◆ Written request
Take the records underneath and set them down exactly.

◆ Data entries
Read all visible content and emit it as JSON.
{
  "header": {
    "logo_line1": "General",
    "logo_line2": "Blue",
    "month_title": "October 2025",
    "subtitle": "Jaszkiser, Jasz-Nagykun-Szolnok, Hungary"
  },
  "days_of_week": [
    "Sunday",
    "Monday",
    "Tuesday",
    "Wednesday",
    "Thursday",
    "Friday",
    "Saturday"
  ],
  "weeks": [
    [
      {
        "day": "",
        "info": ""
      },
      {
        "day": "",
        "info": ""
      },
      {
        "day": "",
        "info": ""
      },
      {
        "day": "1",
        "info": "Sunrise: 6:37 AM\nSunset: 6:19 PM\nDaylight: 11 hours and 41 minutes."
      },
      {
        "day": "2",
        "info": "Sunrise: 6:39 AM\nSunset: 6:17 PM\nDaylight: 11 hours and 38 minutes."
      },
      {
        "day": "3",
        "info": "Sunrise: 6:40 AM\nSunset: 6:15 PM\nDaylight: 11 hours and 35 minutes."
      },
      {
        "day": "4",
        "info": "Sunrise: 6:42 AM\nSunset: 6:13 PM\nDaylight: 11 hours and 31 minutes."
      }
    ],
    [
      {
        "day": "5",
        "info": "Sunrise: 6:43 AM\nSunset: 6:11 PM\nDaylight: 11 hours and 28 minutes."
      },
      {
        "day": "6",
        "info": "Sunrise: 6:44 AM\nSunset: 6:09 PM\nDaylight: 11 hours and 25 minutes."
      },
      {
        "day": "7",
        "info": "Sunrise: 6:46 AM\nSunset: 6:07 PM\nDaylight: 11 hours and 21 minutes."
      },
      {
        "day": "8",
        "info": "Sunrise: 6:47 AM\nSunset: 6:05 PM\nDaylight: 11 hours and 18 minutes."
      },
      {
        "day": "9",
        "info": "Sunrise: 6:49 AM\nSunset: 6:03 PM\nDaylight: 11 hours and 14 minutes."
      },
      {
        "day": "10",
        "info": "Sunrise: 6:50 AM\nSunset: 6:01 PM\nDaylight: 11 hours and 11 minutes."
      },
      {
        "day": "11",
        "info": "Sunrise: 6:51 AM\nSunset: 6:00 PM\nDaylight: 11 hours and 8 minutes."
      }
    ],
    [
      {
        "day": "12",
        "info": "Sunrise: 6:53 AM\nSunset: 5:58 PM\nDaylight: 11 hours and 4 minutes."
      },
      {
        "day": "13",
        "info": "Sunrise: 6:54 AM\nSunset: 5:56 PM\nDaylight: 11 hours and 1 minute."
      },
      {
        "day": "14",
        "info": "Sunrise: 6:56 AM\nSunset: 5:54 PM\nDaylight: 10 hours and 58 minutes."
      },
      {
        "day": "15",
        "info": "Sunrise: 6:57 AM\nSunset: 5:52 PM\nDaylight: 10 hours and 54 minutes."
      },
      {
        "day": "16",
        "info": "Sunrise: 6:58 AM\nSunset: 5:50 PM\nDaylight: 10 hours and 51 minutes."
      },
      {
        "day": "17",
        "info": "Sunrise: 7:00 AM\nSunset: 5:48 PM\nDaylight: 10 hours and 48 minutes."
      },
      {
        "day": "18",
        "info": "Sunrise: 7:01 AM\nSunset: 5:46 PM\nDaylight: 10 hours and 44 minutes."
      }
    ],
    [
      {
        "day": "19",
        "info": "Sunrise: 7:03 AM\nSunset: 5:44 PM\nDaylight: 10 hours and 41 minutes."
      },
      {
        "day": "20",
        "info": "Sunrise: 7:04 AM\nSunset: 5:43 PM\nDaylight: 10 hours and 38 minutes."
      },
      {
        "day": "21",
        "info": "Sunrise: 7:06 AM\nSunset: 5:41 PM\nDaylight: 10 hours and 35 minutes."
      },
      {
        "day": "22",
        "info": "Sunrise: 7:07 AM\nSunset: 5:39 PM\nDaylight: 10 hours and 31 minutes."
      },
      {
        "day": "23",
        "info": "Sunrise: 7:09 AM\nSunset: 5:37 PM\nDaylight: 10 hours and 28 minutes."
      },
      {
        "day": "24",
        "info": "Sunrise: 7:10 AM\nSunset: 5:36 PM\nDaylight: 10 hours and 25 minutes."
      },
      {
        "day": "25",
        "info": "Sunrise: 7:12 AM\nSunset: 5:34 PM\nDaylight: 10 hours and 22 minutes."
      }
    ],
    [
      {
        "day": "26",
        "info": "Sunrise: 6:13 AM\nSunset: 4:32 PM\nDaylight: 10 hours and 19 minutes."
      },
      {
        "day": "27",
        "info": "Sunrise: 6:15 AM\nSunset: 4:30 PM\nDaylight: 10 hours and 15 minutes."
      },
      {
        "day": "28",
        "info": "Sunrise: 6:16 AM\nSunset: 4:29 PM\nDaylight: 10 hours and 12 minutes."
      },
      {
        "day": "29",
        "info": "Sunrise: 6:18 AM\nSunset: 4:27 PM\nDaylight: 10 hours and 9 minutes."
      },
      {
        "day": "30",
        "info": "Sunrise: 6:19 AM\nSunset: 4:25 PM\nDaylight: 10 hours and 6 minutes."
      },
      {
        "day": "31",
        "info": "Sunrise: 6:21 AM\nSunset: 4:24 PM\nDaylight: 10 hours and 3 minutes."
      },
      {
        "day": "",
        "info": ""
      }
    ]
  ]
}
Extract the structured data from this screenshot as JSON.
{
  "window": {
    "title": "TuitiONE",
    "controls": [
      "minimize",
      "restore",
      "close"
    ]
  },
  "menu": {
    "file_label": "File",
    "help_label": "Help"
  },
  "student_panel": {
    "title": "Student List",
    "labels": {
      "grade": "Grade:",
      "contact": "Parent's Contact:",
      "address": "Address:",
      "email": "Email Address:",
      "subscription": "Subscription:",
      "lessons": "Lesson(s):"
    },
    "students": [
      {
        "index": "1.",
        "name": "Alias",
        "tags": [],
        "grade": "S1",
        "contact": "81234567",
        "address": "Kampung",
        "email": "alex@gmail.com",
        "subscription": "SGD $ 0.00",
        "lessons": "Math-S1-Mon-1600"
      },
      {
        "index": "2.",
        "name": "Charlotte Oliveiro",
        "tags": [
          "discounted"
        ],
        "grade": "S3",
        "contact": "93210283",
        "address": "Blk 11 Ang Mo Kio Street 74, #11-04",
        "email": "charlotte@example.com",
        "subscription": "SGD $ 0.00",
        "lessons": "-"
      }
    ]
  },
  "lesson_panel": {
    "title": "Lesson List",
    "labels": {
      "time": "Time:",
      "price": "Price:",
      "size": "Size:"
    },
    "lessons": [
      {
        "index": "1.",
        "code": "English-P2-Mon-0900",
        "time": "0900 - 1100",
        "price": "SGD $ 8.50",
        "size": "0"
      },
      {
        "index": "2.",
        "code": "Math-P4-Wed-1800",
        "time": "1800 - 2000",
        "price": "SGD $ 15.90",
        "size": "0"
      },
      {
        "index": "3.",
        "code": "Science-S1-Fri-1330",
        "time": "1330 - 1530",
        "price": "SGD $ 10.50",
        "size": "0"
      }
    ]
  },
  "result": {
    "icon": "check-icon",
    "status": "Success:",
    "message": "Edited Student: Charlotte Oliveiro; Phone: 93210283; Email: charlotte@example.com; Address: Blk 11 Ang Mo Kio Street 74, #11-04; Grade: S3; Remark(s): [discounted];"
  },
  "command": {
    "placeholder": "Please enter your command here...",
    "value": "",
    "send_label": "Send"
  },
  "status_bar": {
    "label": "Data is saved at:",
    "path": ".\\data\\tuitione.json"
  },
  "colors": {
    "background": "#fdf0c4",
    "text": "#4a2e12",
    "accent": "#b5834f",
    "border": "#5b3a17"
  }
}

◆ Final result
Read all visible content and emit it as JSON.
{
  "header": {
    "logo_line1": "General",
    "logo_line2": "Blue",
    "month_title": "October 2025",
    "subtitle": "Jaszkiser, Jasz-Nagykun-Szolnok, Hungary"
  },
  "days_of_week": [
    "Sunday",
    "Monday",
    "Tuesday",
    "Wednesday",
    "Thursday",
    "Friday",
    "Saturday"
  ],
  "weeks": [
    [
      {
        "day": "",
        "info": ""
      },
      {
        "day": "",
        "info": ""
      },
      {
        "day": "",
        "info": ""
      },
      {
        "day": "1",
        "info": "Sunrise: 6:37 AM\nSunset: 6:19 PM\nDaylight: 11 hours and 41 minutes."
      },
      {
        "day": "2",
        "info": "Sunrise: 6:39 AM\nSunset: 6:17 PM\nDaylight: 11 hours and 38 minutes."
      },
      {
        "day": "3",
        "info": "Sunrise: 6:40 AM\nSunset: 6:15 PM\nDaylight: 11 hours and 35 minutes."
      },
      {
        "day": "4",
        "info": "Sunrise: 6:42 AM\nSunset: 6:13 PM\nDaylight: 11 hours and 31 minutes."
      }
    ],
    [
      {
        "day": "5",
        "info": "Sunrise: 6:43 AM\nSunset: 6:11 PM\nDaylight: 11 hours and 28 minutes."
      },
      {
        "day": "6",
        "info": "Sunrise: 6:44 AM\nSunset: 6:09 PM\nDaylight: 11 hours and 25 minutes."
      },
      {
        "day": "7",
        "info": "Sunrise: 6:46 AM\nSunset: 6:07 PM\nDaylight: 11 hours and 21 minutes."
      },
      {
        "day": "8",
        "info": "Sunrise: 6:47 AM\nSunset: 6:05 PM\nDaylight: 11 hours and 18 minutes."
      },
      {
        "day": "9",
        "info": "Sunrise: 6:49 AM\nSunset: 6:03 PM\nDaylight: 11 hours and 14 minutes."
      },
      {
        "day": "10",
        "info": "Sunrise: 6:50 AM\nSunset: 6:01 PM\nDaylight: 11 hours and 11 minutes."
      },
      {
        "day": "11",
        "info": "Sunrise: 6:51 AM\nSunset: 6:00 PM\nDaylight: 11 hours and 8 minutes."
      }
    ],
    [
      {
        "day": "12",
        "info": "Sunrise: 6:53 AM\nSunset: 5:58 PM\nDaylight: 11 hours and 4 minutes."
      },
      {
        "day": "13",
        "info": "Sunrise: 6:54 AM\nSunset: 5:56 PM\nDaylight: 11 hours and 1 minute."
      },
      {
        "day": "14",
        "info": "Sunrise: 6:56 AM\nSunset: 5:54 PM\nDaylight: 10 hours and 58 minutes."
      },
      {
        "day": "15",
        "info": "Sunrise: 6:57 AM\nSunset: 5:52 PM\nDaylight: 10 hours and 54 minutes."
      },
      {
        "day": "16",
        "info": "Sunrise: 6:58 AM\nSunset: 5:50 PM\nDaylight: 10 hours and 51 minutes."
      },
      {
        "day": "17",
        "info": "Sunrise: 7:00 AM\nSunset: 5:48 PM\nDaylight: 10 hours and 48 minutes."
      },
      {
        "day": "18",
        "info": "Sunrise: 7:01 AM\nSunset: 5:46 PM\nDaylight: 10 hours and 44 minutes."
      }
    ],
    [
      {
        "day": "19",
        "info": "Sunrise: 7:03 AM\nSunset: 5:44 PM\nDaylight: 10 hours and 41 minutes."
      },
      {
        "day": "20",
        "info": "Sunrise: 7:04 AM\nSunset: 5:43 PM\nDaylight: 10 hours and 38 minutes."
      },
      {
        "day": "21",
        "info": "Sunrise: 7:06 AM\nSunset: 5:41 PM\nDaylight: 10 hours and 35 minutes."
      },
      {
        "day": "22",
        "info": "Sunrise: 7:07 AM\nSunset: 5:39 PM\nDaylight: 10 hours and 31 minutes."
      },
      {
        "day": "23",
        "info": "Sunrise: 7:09 AM\nSunset: 5:37 PM\nDaylight: 10 hours and 28 minutes."
      },
      {
        "day": "24",
        "info": "Sunrise: 7:10 AM\nSunset: 5:36 PM\nDaylight: 10 hours and 25 minutes."
      },
      {
        "day": "25",
        "info": "Sunrise: 7:12 AM\nSunset: 5:34 PM\nDaylight: 10 hours and 22 minutes."
      }
    ],
    [
      {
        "day": "26",
        "info": "Sunrise: 6:13 AM\nSunset: 4:32 PM\nDaylight: 10 hours and 19 minutes."
      },
      {
        "day": "27",
        "info": "Sunrise: 6:15 AM\nSunset: 4:30 PM\nDaylight: 10 hours and 15 minutes."
      },
      {
        "day": "28",
        "info": "Sunrise: 6:16 AM\nSunset: 4:29 PM\nDaylight: 10 hours and 12 minutes."
      },
      {
        "day": "29",
        "info": "Sunrise: 6:18 AM\nSunset: 4:27 PM\nDaylight: 10 hours and 9 minutes."
      },
      {
        "day": "30",
        "info": "Sunrise: 6:19 AM\nSunset: 4:25 PM\nDaylight: 10 hours and 6 minutes."
      },
      {
        "day": "31",
        "info": "Sunrise: 6:21 AM\nSunset: 4:24 PM\nDaylight: 10 hours and 3 minutes."
      },
      {
        "day": "",
        "info": ""
      }
    ]
  ]
}
Extract the structured data from this screenshot as JSON.
{
  "window": {
    "title": "TuitiONE",
    "controls": [
      "minimize",
      "restore",
      "close"
    ]
  },
  "menu": {
    "file_label": "File",
    "help_label": "Help"
  },
  "student_panel": {
    "title": "Student List",
    "labels": {
      "grade": "Grade:",
      "contact": "Parent's Contact:",
      "address": "Address:",
      "email": "Email Address:",
      "subscription": "Subscription:",
      "lessons": "Lesson(s):"
    },
    "students": [
      {
        "index": "1.",
        "name": "Alias",
        "tags": [],
        "grade": "S1",
        "contact": "81234567",
        "address": "Kampung",
        "email": "alex@gmail.com",
        "subscription": "SGD $ 0.00",
        "lessons": "Math-S1-Mon-1600"
      },
      {
        "index": "2.",
        "name": "Charlotte Oliveiro",
        "tags": [
          "discounted"
        ],
        "grade": "S3",
        "contact": "93210283",
        "address": "Blk 11 Ang Mo Kio Street 74, #11-04",
        "email": "charlotte@example.com",
        "subscription": "SGD $ 0.00",
        "lessons": "-"
      }
    ]
  },
  "lesson_panel": {
    "title": "Lesson List",
    "labels": {
      "time": "Time:",
      "price": "Price:",
      "size": "Size:"
    },
    "lessons": [
      {
        "index": "1.",
        "code": "English-P2-Mon-0900",
        "time": "0900 - 1100",
        "price": "SGD $ 8.50",
        "size": "0"
      },
      {
        "index": "2.",
        "code": "Math-P4-Wed-1800",
        "time": "1800 - 2000",
        "price": "SGD $ 15.90",
        "size": "0"
      },
      {
        "index": "3.",
        "code": "Science-S1-Fri-1330",
        "time": "1330 - 1530",
        "price": "SGD $ 10.50",
        "size": "0"
      }
    ]
  },
  "result": {
    "icon": "check-icon",
    "status": "Success:",
    "message": "Edited Student: Charlotte Oliveiro; Phone: 93210283; Email: charlotte@example.com; Address: Blk 11 Ang Mo Kio Street 74, #11-04; Grade: S3; Remark(s): [discounted];"
  },
  "command": {
    "placeholder": "Please enter your command here...",
    "value": "",
    "send_label": "Send"
  },
  "status_bar": {
    "label": "Data is saved at:",
    "path": ".\\data\\tuitione.json"
  },
  "colors": {
    "background": "#fdf0c4",
    "text": "#4a2e12",
    "accent": "#b5834f",
    "border": "#5b3a17"
  }
}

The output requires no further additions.